**Supplied entries:**
»»

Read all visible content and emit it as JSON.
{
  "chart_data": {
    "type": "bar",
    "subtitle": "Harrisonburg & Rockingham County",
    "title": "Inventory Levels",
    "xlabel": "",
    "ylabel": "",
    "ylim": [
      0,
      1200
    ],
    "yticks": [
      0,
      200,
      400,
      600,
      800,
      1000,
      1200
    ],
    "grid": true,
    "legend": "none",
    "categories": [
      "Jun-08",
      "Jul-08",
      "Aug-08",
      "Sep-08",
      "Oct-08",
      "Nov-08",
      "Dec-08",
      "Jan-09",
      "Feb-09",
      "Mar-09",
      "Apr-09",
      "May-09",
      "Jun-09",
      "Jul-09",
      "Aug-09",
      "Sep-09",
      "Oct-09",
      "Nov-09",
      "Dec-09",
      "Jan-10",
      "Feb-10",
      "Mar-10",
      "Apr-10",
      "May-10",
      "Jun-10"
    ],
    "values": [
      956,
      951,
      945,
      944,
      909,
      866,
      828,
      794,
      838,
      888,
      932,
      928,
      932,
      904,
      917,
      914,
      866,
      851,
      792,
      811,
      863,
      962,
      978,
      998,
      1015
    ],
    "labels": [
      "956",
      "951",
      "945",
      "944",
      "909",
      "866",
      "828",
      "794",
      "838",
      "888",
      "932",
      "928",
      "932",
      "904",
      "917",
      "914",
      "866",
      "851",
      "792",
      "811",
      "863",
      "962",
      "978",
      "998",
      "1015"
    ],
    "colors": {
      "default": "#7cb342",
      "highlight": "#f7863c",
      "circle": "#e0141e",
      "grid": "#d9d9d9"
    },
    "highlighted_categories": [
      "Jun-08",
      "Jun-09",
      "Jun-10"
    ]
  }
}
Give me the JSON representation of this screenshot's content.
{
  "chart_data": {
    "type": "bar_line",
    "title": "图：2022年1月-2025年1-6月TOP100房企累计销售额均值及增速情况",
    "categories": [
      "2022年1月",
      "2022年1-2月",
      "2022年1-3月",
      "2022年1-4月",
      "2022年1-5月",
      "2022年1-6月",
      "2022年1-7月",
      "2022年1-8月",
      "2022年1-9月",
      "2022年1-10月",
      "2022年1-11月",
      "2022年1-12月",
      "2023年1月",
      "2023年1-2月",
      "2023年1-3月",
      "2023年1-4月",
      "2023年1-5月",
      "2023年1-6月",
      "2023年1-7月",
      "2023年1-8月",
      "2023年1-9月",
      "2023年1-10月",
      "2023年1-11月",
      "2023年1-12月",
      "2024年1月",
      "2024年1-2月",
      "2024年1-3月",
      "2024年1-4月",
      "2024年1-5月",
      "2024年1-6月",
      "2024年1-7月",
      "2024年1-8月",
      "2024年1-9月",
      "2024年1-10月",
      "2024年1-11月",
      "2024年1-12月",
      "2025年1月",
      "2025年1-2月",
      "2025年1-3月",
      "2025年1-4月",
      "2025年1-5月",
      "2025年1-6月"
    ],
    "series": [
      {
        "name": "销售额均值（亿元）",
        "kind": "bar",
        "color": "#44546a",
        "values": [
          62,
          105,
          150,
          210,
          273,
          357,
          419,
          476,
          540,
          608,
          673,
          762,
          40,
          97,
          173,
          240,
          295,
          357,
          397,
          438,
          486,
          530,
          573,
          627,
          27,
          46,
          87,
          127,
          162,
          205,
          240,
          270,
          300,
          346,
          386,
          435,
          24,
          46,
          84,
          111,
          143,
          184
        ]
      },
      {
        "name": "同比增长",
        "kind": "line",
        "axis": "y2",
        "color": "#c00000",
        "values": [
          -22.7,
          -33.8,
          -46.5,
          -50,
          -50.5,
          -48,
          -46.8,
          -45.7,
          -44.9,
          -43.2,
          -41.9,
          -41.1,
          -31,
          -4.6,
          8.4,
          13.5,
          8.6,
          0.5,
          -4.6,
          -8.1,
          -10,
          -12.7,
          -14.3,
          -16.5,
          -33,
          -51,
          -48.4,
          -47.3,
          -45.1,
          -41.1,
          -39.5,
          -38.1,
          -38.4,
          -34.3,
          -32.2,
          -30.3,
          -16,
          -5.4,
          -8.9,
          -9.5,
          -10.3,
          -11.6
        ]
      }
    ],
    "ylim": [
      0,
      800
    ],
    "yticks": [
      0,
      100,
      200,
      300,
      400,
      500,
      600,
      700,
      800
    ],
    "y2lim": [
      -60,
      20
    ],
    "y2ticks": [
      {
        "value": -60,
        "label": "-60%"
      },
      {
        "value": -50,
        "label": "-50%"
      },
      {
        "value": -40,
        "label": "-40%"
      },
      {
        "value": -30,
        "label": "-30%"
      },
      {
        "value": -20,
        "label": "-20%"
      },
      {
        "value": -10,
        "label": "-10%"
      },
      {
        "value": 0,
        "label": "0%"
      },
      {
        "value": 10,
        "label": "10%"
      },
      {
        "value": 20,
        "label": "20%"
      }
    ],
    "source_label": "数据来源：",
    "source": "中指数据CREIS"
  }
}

««

**Exercise goal:**
Look through the records and gather every line containing "JSON".

**Task result:**
Read all visible content and emit it as JSON.
Give me the JSON representation of this screenshot's content.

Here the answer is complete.